● **Aim**: Narrow the data below down to the lines containing "diritti".

··· Task input

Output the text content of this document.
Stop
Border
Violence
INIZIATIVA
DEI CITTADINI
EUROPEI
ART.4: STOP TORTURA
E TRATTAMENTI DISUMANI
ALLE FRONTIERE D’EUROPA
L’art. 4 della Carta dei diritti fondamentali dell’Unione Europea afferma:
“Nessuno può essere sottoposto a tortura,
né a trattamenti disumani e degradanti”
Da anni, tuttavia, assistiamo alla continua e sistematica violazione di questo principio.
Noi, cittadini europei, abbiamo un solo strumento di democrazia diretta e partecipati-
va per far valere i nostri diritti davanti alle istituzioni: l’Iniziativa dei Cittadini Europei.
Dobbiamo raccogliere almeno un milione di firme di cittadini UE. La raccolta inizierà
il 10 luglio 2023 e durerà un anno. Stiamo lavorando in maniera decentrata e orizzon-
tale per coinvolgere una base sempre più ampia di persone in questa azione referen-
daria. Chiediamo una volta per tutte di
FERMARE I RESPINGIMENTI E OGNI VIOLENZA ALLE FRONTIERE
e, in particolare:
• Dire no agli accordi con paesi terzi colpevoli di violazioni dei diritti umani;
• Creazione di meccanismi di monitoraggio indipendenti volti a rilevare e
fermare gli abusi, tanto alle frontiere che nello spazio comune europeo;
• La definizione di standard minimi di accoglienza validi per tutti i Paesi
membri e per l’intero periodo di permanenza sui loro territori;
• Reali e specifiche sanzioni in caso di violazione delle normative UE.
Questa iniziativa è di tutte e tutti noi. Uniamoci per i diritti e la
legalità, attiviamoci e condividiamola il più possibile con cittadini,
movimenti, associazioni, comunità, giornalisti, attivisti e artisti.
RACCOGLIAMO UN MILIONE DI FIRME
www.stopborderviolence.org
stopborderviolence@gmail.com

······
··· Task input

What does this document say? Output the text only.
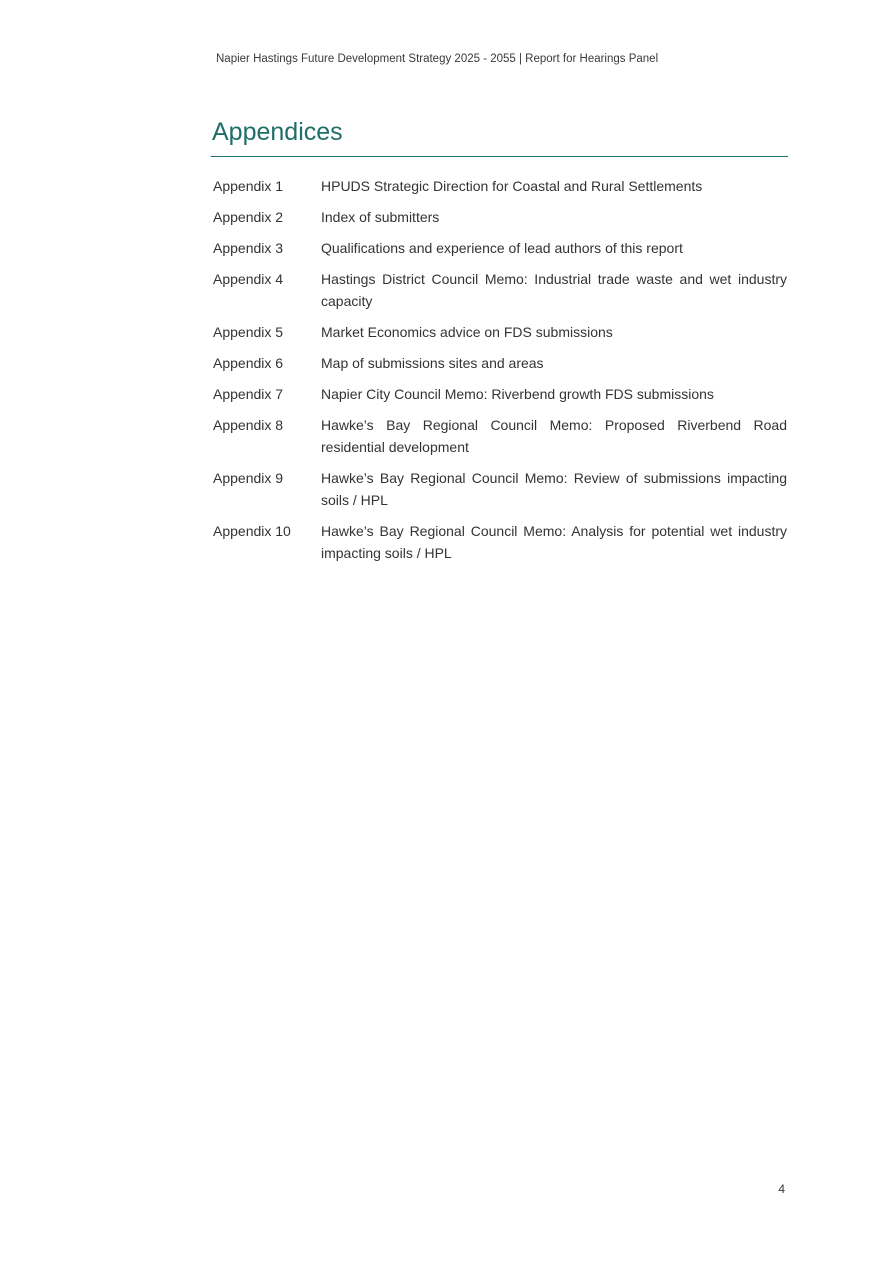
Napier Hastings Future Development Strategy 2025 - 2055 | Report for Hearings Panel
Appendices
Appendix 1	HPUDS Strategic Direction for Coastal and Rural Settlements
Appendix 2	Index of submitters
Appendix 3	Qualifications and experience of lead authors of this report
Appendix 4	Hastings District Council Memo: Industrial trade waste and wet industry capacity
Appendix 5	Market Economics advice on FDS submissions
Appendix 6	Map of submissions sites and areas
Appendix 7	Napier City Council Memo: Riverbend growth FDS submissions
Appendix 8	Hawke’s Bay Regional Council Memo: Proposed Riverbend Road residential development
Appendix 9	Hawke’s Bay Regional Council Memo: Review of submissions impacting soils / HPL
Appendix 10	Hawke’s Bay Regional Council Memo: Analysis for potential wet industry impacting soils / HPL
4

······

● **Complete output**:
L’art. 4 della Carta dei diritti fondamentali dell’Unione Europea afferma:
va per far valere i nostri diritti davanti alle istituzioni: l’Iniziativa dei Cittadini Europei.
• Dire no agli accordi con paesi terzi colpevoli di violazioni dei diritti umani;
Questa iniziativa è di tutte e tutti noi. Uniamoci per i diritti e la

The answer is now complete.